Stated goal: From the listing, collect all lines containing the word "والے".

Records provided:
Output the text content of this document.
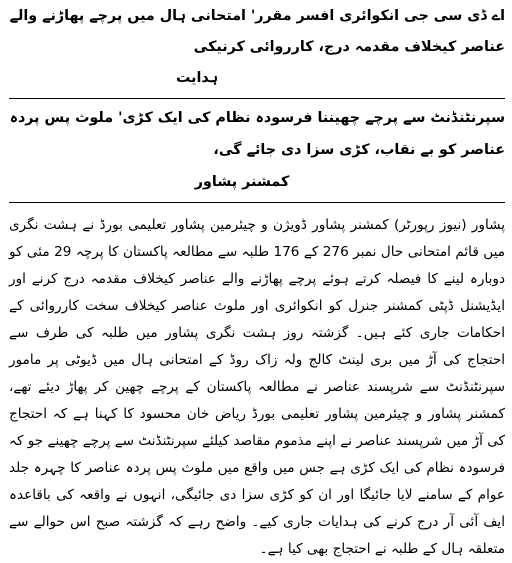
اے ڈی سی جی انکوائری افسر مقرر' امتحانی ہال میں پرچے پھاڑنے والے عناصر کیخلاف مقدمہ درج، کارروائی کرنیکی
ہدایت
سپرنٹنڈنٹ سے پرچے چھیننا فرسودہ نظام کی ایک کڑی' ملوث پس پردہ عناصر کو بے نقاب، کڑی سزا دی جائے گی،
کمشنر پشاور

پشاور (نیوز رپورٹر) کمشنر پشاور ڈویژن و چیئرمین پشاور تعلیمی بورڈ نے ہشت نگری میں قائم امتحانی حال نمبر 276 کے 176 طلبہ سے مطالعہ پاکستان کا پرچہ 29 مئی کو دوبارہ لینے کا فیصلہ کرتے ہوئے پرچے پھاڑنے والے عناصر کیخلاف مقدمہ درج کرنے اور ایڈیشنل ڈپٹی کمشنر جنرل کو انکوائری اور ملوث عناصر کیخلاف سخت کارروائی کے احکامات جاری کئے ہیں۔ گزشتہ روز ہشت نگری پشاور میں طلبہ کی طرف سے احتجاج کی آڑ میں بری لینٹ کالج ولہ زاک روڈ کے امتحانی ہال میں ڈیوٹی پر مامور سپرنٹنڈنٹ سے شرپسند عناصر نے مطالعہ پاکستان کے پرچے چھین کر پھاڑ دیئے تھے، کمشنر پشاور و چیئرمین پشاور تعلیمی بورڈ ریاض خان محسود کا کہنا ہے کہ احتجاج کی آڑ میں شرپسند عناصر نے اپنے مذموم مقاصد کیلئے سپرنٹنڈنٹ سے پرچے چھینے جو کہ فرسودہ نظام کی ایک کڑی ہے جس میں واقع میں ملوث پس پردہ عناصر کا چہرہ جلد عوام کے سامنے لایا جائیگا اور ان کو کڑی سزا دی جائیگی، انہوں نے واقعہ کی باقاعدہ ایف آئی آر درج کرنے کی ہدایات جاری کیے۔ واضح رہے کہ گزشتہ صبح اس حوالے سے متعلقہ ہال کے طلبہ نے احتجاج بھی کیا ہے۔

Expected answer:
اے ڈی سی جی انکوائری افسر مقرر' امتحانی ہال میں پرچے پھاڑنے والے عناصر کیخلاف مقدمہ درج، کارروائی کرنیکی
پشاور (نیوز رپورٹر) کمشنر پشاور ڈویژن و چیئرمین پشاور تعلیمی بورڈ نے ہشت نگری میں قائم امتحانی حال نمبر 276 کے 176 طلبہ سے مطالعہ پاکستان کا پرچہ 29 مئی کو دوبارہ لینے کا فیصلہ کرتے ہوئے پرچے پھاڑنے والے عناصر کیخلاف مقدمہ درج کرنے اور ایڈیشنل ڈپٹی کمشنر جنرل کو انکوائری اور ملوث عناصر کیخلاف سخت کارروائی کے احکامات جاری کئے ہیں۔ گزشتہ روز ہشت نگری پشاور میں طلبہ کی طرف سے احتجاج کی آڑ میں بری لینٹ کالج ولہ زاک روڈ کے امتحانی ہال میں ڈیوٹی پر مامور سپرنٹنڈنٹ سے شرپسند عناصر نے مطالعہ پاکستان کے پرچے چھین کر پھاڑ دیئے تھے، کمشنر پشاور و چیئرمین پشاور تعلیمی بورڈ ریاض خان محسود کا کہنا ہے کہ احتجاج کی آڑ میں شرپسند عناصر نے اپنے مذموم مقاصد کیلئے سپرنٹنڈنٹ سے پرچے چھینے جو کہ فرسودہ نظام کی ایک کڑی ہے جس میں واقع میں ملوث پس پردہ عناصر کا چہرہ جلد عوام کے سامنے لایا جائیگا اور ان کو کڑی سزا دی جائیگی، انہوں نے واقعہ کی باقاعدہ ایف آئی آر درج کرنے کی ہدایات جاری کیے۔ واضح رہے کہ گزشتہ صبح اس حوالے سے متعلقہ ہال کے طلبہ نے احتجاج بھی کیا ہے۔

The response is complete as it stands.